>> begin DATA SUPPLIED
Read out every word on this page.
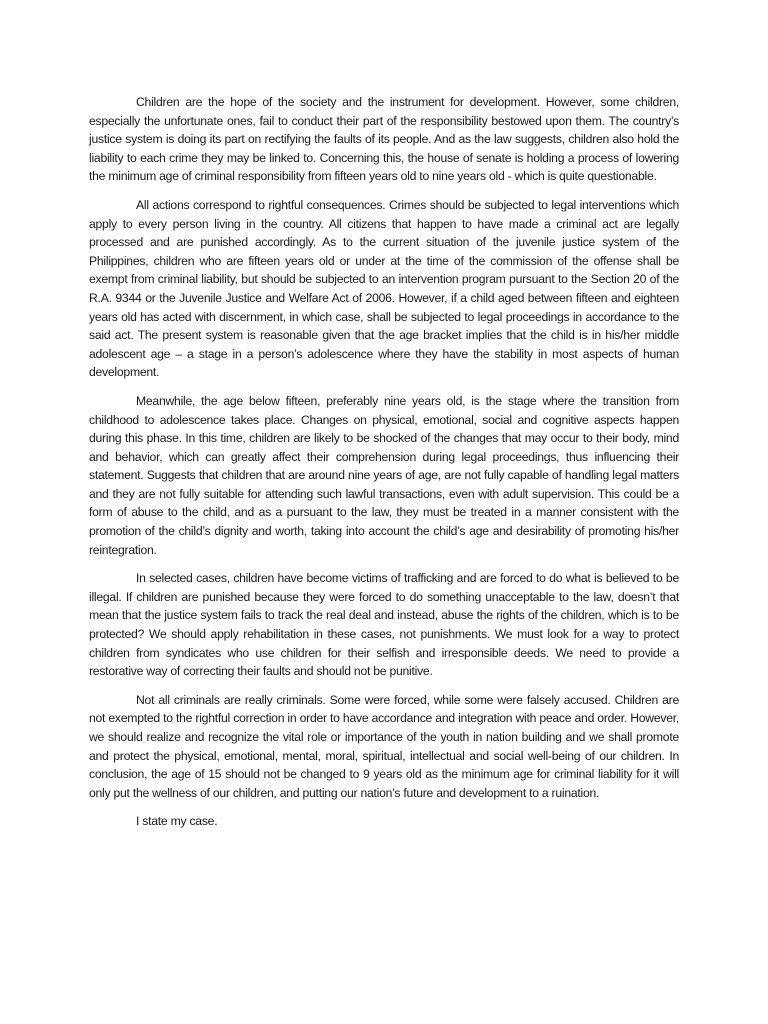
Children are the hope of the society and the instrument for development. However, some children, especially the unfortunate ones, fail to conduct their part of the responsibility bestowed upon them. The country’s justice system is doing its part on rectifying the faults of its people. And as the law suggests, children also hold the liability to each crime they may be linked to. Concerning this, the house of senate is holding a process of lowering the minimum age of criminal responsibility from fifteen years old to nine years old - which is quite questionable.

All actions correspond to rightful consequences. Crimes should be subjected to legal interventions which apply to every person living in the country. All citizens that happen to have made a criminal act are legally processed and are punished accordingly. As to the current situation of the juvenile justice system of the Philippines, children who are fifteen years old or under at the time of the commission of the offense shall be exempt from criminal liability, but should be subjected to an intervention program pursuant to the Section 20 of the R.A. 9344 or the Juvenile Justice and Welfare Act of 2006. However, if a child aged between fifteen and eighteen years old has acted with discernment, in which case, shall be subjected to legal proceedings in accordance to the said act. The present system is reasonable given that the age bracket implies that the child is in his/her middle adolescent age – a stage in a person’s adolescence where they have the stability in most aspects of human development.

Meanwhile, the age below fifteen, preferably nine years old, is the stage where the transition from childhood to adolescence takes place. Changes on physical, emotional, social and cognitive aspects happen during this phase. In this time, children are likely to be shocked of the changes that may occur to their body, mind and behavior, which can greatly affect their comprehension during legal proceedings, thus influencing their statement. Suggests that children that are around nine years of age, are not fully capable of handling legal matters and they are not fully suitable for attending such lawful transactions, even with adult supervision. This could be a form of abuse to the child, and as a pursuant to the law, they must be treated in a manner consistent with the promotion of the child’s dignity and worth, taking into account the child’s age and desirability of promoting his/her reintegration.

In selected cases, children have become victims of trafficking and are forced to do what is believed to be illegal. If children are punished because they were forced to do something unacceptable to the law, doesn’t that mean that the justice system fails to track the real deal and instead, abuse the rights of the children, which is to be protected? We should apply rehabilitation in these cases, not punishments. We must look for a way to protect children from syndicates who use children for their selfish and irresponsible deeds. We need to provide a restorative way of correcting their faults and should not be punitive.

Not all criminals are really criminals. Some were forced, while some were falsely accused. Children are not exempted to the rightful correction in order to have accordance and integration with peace and order. However, we should realize and recognize the vital role or importance of the youth in nation building and we shall promote and protect the physical, emotional, mental, moral, spiritual, intellectual and social well-being of our children. In conclusion, the age of 15 should not be changed to 9 years old as the minimum age for criminal liability for it will only put the wellness of our children, and putting our nation’s future and development to a ruination.

I state my case.
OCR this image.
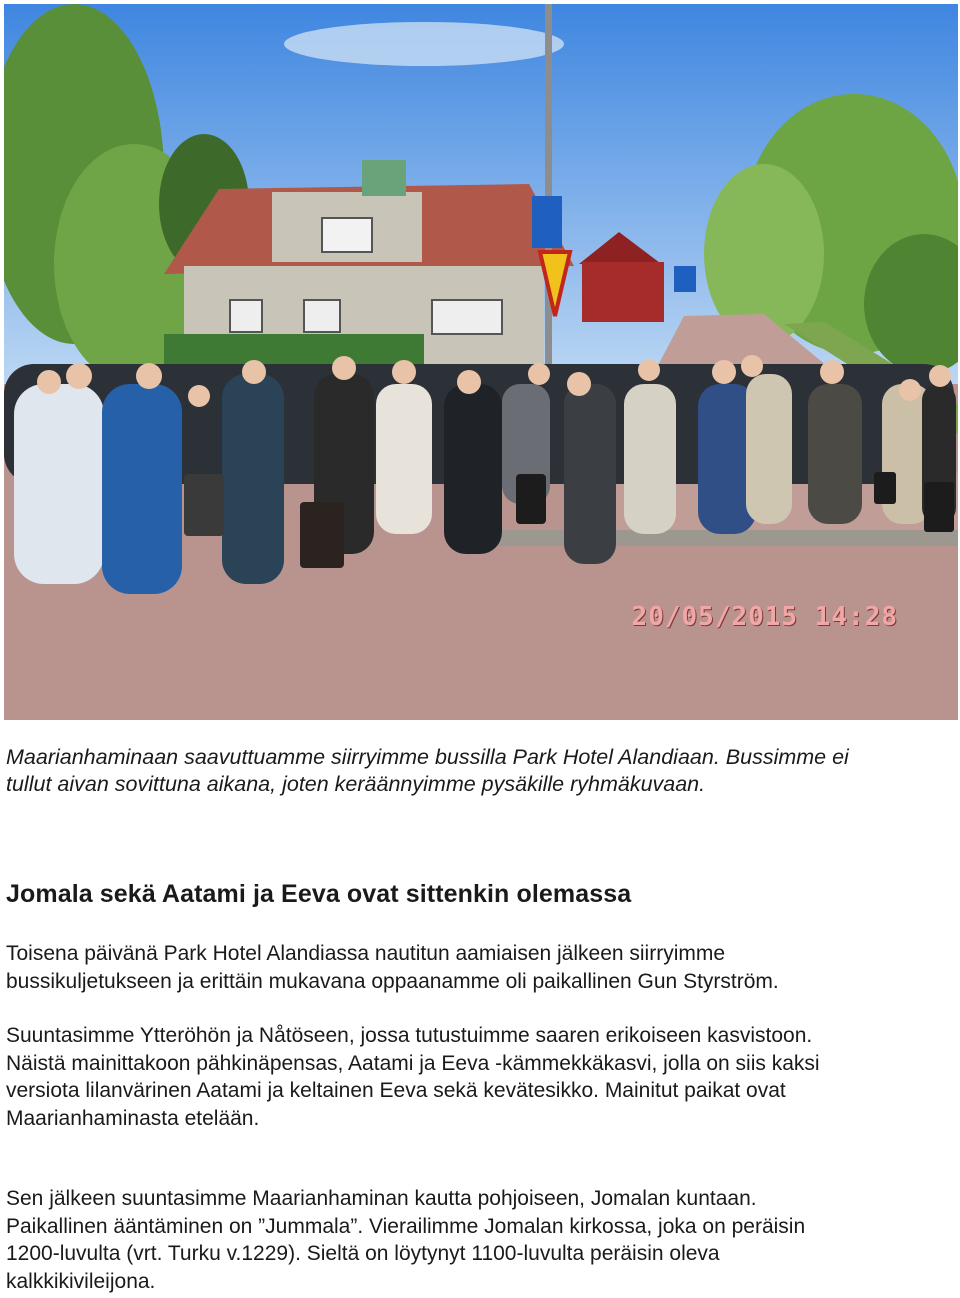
20/05/2015 14:28

Maarianhaminaan saavuttuamme siirryimme bussilla Park Hotel Alandiaan. Bussimme ei

tullut aivan sovittuna aikana, joten keräännyimme pysäkille ryhmäkuvaan.

Jomala sekä Aatami ja Eeva ovat sittenkin olemassa

Toisena päivänä Park Hotel Alandiassa nautitun aamiaisen jälkeen siirryimme

bussikuljetukseen ja erittäin mukavana oppaanamme oli paikallinen Gun Styrström.

Suuntasimme Ytteröhön ja Nåtöseen, jossa tutustuimme saaren erikoiseen kasvistoon.

Näistä mainittakoon pähkinäpensas, Aatami ja Eeva -kämmekkäkasvi, jolla on siis kaksi

versiota lilanvärinen Aatami ja keltainen Eeva sekä kevätesikko. Mainitut paikat ovat

Maarianhaminasta etelään.

Sen jälkeen suuntasimme Maarianhaminan kautta pohjoiseen, Jomalan kuntaan.

Paikallinen ääntäminen on ”Jummala”. Vierailimme Jomalan kirkossa, joka on peräisin

1200-luvulta (vrt. Turku v.1229). Sieltä on löytynyt 1100-luvulta peräisin oleva

kalkkikivileijona.
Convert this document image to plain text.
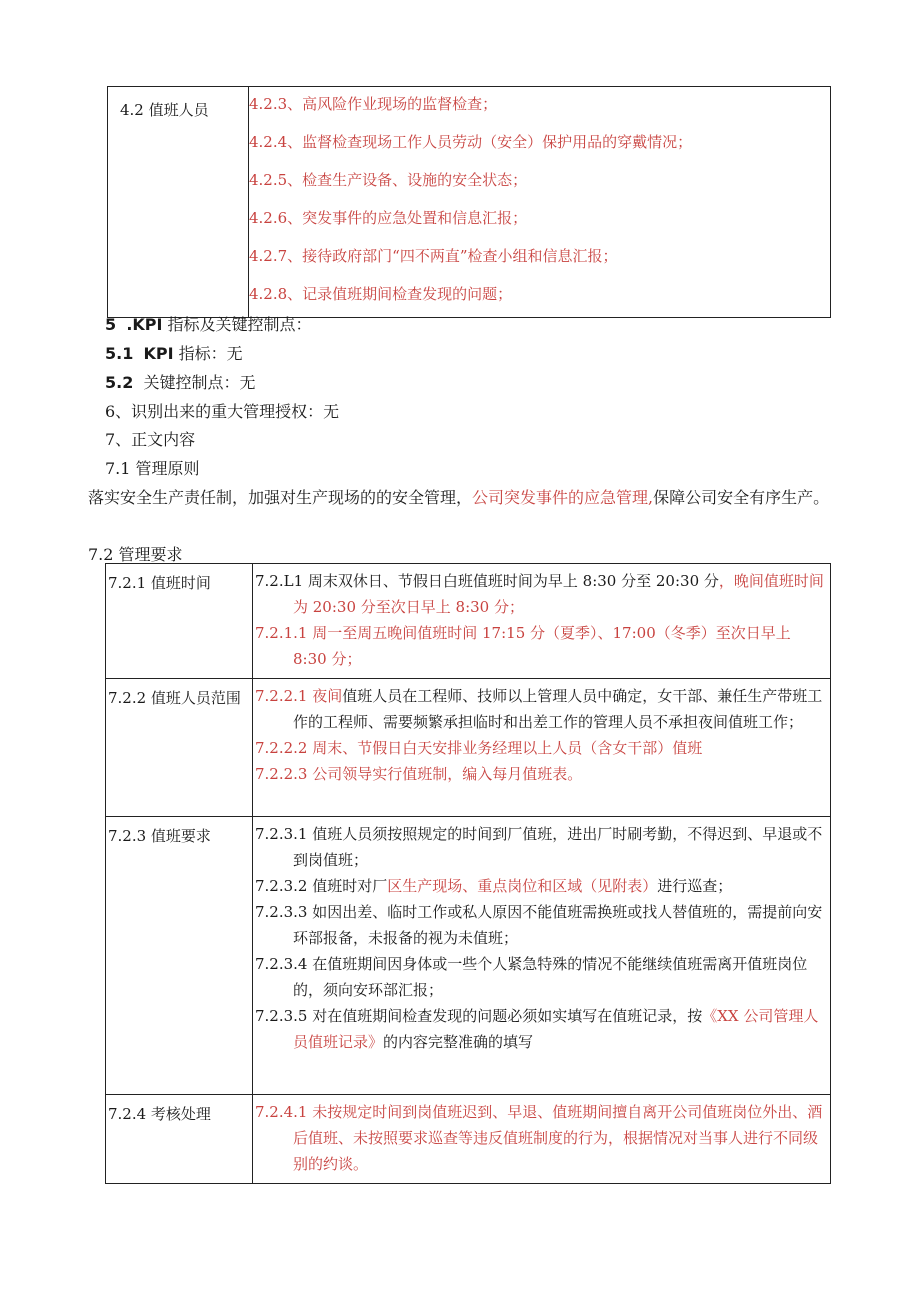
4.2 值班人员	4.2.3、高风险作业现场的监督检查；
4.2.4、监督检查现场工作人员劳动（安全）保护用品的穿戴情况；
4.2.5、检查生产设备、设施的安全状态；
4.2.6、突发事件的应急处置和信息汇报；
4.2.7、接待政府部门“四不两直”检查小组和信息汇报；
4.2.8、记录值班期间检查发现的问题；
5 .KPI 指标及关键控制点：
5.1 KPI 指标：无
5.2 关键控制点：无
6、识别出来的重大管理授权：无
7、正文内容
7.1 管理原则
落实安全生产责任制，加强对生产现场的的安全管理，公司突发事件的应急管理,保障公司安全有序生产。
7.2 管理要求
7.2.1 值班时间	7.2.L1 周末双休日、节假日白班值班时间为早上 8:30 分至 20:30 分，晚间值班时间为 20:30 分至次日早上 8:30 分；
7.2.1.1 周一至周五晚间值班时间 17:15 分（夏季）、17:00（冬季）至次日早上 8:30 分；

7.2.2 值班人员范围	7.2.2.1 夜间值班人员在工程师、技师以上管理人员中确定，女干部、兼任生产带班工作的工程师、需要频繁承担临时和出差工作的管理人员不承担夜间值班工作；
7.2.2.2 周末、节假日白天安排业务经理以上人员（含女干部）值班
7.2.2.3 公司领导实行值班制，编入每月值班表。

7.2.3 值班要求	7.2.3.1 值班人员须按照规定的时间到厂值班，进出厂时刷考勤，不得迟到、早退或不到岗值班；
7.2.3.2 值班时对厂区生产现场、重点岗位和区域（见附表）进行巡查；
7.2.3.3 如因出差、临时工作或私人原因不能值班需换班或找人替值班的，需提前向安环部报备，未报备的视为未值班；
7.2.3.4 在值班期间因身体或一些个人紧急特殊的情况不能继续值班需离开值班岗位的，须向安环部汇报；
7.2.3.5 对在值班期间检查发现的问题必须如实填写在值班记录，按《XX 公司管理人员值班记录》的内容完整准确的填写

7.2.4 考核处理	7.2.4.1 未按规定时间到岗值班迟到、早退、值班期间擅自离开公司值班岗位外出、酒后值班、未按照要求巡查等违反值班制度的行为，根据情况对当事人进行不同级别的约谈。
>> end DATA SUPPLIED
**STATED EXERCISE**:
Beginning with the line that holds "Convert this document image to plain text.", output each line to the end of the material above, exactly, omitting the pictures.

**FINISHED EXERCISE**:
Convert this document image to plain text.
4.2 值班人员	4.2.3、高风险作业现场的监督检查；
4.2.4、监督检查现场工作人员劳动（安全）保护用品的穿戴情况；
4.2.5、检查生产设备、设施的安全状态；
4.2.6、突发事件的应急处置和信息汇报；
4.2.7、接待政府部门“四不两直”检查小组和信息汇报；
4.2.8、记录值班期间检查发现的问题；
5 .KPI 指标及关键控制点：
5.1 KPI 指标：无
5.2 关键控制点：无
6、识别出来的重大管理授权：无
7、正文内容
7.1 管理原则
落实安全生产责任制，加强对生产现场的的安全管理，公司突发事件的应急管理,保障公司安全有序生产。
7.2 管理要求
7.2.1 值班时间	7.2.L1 周末双休日、节假日白班值班时间为早上 8:30 分至 20:30 分，晚间值班时间为 20:30 分至次日早上 8:30 分；
7.2.1.1 周一至周五晚间值班时间 17:15 分（夏季）、17:00（冬季）至次日早上 8:30 分；

7.2.2 值班人员范围	7.2.2.1 夜间值班人员在工程师、技师以上管理人员中确定，女干部、兼任生产带班工作的工程师、需要频繁承担临时和出差工作的管理人员不承担夜间值班工作；
7.2.2.2 周末、节假日白天安排业务经理以上人员（含女干部）值班
7.2.2.3 公司领导实行值班制，编入每月值班表。

7.2.3 值班要求	7.2.3.1 值班人员须按照规定的时间到厂值班，进出厂时刷考勤，不得迟到、早退或不到岗值班；
7.2.3.2 值班时对厂区生产现场、重点岗位和区域（见附表）进行巡查；
7.2.3.3 如因出差、临时工作或私人原因不能值班需换班或找人替值班的，需提前向安环部报备，未报备的视为未值班；
7.2.3.4 在值班期间因身体或一些个人紧急特殊的情况不能继续值班需离开值班岗位的，须向安环部汇报；
7.2.3.5 对在值班期间检查发现的问题必须如实填写在值班记录，按《XX 公司管理人员值班记录》的内容完整准确的填写

7.2.4 考核处理	7.2.4.1 未按规定时间到岗值班迟到、早退、值班期间擅自离开公司值班岗位外出、酒后值班、未按照要求巡查等违反值班制度的行为，根据情况对当事人进行不同级别的约谈。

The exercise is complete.